(Task description):
Please update the GTA San Andreas crash thread by writing out its text starting at "celeron D 1.34Ghz" and ending at "(Aug 10, 2007)", with "medium" replaced by "low".

# GTA San Andreas Startup Crash



## fiks1 (Feb 12, 2008)

Hey, finnaly after all these years ive been getting my hands on an GTA game. San Andreas. But, now when i start the game, the intro goes normally (the intro with music and some small clips.) Then comes a screen with the logo, some pictures on and the usual text down below. (Title/Introscreen?) As this fades out and the screen is black again, the whole thing crashes me back to the desktop where a message awaits me: 

"gta_sa.exe has a problem and needs to be shut down." 

Sorry if it isn't 100% correctly, thats a translation. But, can anyone help me with this? I really want to play this! :upset:


----------



## jasathemaster (Mar 8, 2008)

apparently your PC is too old:the part of logo is when it has to load up the beggining of the game, so maybe its too much for your PC.i think you should retry and then try on another better PC.


----------



## sjstays (Mar 9, 2008)

i agree wit jasathemaster, also there might be a problem with the game itself. have u tried to install the game on any other computer just to make sure that there is nothing wrong with the game?


----------



## beefers1 (Aug 23, 2007)

what are your specs? just so you know, here's the lowest-end PC i've managed to run the game smoothly on:

celeron D 1.34Ghz
512MB 133mhz SDR SDRAM
GeForce FX5200 128MB AGP

I was able to run it on medium quite well, so you can probably go even lower.


----------



## RockmasteR (Aug 10, 2007)

@Th3 N1nja I removed your post cause we do not support pirated or cracked games, please read the forum rules

could you please post your full PC specs?
CPU
RAM
Video Card
Motherboard
PSU

also I suggest that you upgrade to Service Pack 3 (SP3)


----------



## rhll1 (Dec 8, 2011)

I am facing the same problem with GTA San Andreas
The game freezes after the NVIDIA logo
I have a dell xps 15z laptop

intel core i5 proccesor
6 Gb ram
500 gb hard drive
NVIDIA GeForce GT 525m (1 GB)


----------



## Poyol (Nov 4, 2009)

rhll1,

If you have your own problem, please open up a new thread. 
You may confuse helpers when adding to an already open thread.

Thanks

Poyol


----------

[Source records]
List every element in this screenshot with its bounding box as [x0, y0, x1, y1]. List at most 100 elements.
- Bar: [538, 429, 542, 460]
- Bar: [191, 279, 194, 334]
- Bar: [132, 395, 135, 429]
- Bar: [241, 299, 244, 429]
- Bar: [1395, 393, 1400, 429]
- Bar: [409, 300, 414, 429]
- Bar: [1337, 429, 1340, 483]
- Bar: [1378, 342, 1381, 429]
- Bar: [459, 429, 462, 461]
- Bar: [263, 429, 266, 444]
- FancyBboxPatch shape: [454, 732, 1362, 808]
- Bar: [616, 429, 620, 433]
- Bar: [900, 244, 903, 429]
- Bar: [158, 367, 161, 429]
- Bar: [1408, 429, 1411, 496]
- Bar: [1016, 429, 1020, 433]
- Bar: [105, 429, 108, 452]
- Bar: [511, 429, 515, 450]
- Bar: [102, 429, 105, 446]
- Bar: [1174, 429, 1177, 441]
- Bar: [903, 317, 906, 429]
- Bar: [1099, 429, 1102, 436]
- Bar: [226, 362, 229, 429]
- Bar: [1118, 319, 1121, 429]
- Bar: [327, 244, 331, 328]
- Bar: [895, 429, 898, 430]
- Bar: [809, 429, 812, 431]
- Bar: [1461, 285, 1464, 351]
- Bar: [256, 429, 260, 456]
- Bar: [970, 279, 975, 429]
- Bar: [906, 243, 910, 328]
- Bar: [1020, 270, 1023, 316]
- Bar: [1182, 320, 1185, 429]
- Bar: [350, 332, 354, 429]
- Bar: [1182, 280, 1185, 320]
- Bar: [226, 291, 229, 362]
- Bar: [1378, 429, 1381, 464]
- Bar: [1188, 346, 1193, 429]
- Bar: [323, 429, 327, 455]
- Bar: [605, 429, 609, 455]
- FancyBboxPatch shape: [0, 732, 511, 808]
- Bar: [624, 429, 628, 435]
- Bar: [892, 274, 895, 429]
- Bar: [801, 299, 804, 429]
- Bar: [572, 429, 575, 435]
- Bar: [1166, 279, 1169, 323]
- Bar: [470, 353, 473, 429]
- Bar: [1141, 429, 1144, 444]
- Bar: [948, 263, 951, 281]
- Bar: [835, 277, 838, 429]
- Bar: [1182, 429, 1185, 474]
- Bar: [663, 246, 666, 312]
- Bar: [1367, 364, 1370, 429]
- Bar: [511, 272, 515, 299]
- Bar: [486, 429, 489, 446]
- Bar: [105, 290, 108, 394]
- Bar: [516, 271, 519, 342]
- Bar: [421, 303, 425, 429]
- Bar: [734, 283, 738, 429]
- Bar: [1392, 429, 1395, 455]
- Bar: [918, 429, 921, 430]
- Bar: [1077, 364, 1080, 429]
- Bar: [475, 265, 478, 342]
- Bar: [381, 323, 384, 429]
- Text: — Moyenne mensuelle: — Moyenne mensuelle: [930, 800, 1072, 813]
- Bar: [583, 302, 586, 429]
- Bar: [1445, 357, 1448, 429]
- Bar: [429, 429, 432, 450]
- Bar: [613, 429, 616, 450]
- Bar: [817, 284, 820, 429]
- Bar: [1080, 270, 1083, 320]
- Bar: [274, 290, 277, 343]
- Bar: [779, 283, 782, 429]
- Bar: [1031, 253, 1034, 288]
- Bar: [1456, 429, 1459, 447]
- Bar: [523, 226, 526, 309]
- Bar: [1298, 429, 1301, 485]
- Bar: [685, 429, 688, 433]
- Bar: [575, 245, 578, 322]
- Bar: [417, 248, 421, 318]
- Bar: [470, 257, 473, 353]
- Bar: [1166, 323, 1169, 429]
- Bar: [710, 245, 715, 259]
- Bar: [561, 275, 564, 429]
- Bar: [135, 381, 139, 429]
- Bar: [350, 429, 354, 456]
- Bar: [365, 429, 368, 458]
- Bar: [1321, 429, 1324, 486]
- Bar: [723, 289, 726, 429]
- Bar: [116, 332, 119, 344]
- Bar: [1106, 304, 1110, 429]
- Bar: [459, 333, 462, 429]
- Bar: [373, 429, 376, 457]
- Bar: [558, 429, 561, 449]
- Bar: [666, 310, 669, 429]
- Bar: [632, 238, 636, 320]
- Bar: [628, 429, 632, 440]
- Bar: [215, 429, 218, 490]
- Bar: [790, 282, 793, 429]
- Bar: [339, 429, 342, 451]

(Written response):
celeron D 1.34Ghz
512MB 133mhz SDR SDRAM
GeForce FX5200 128MB AGP

I was able to run it on low quite well, so you can probably go even lower.


----------



## RockmasteR (Aug 10, 2007)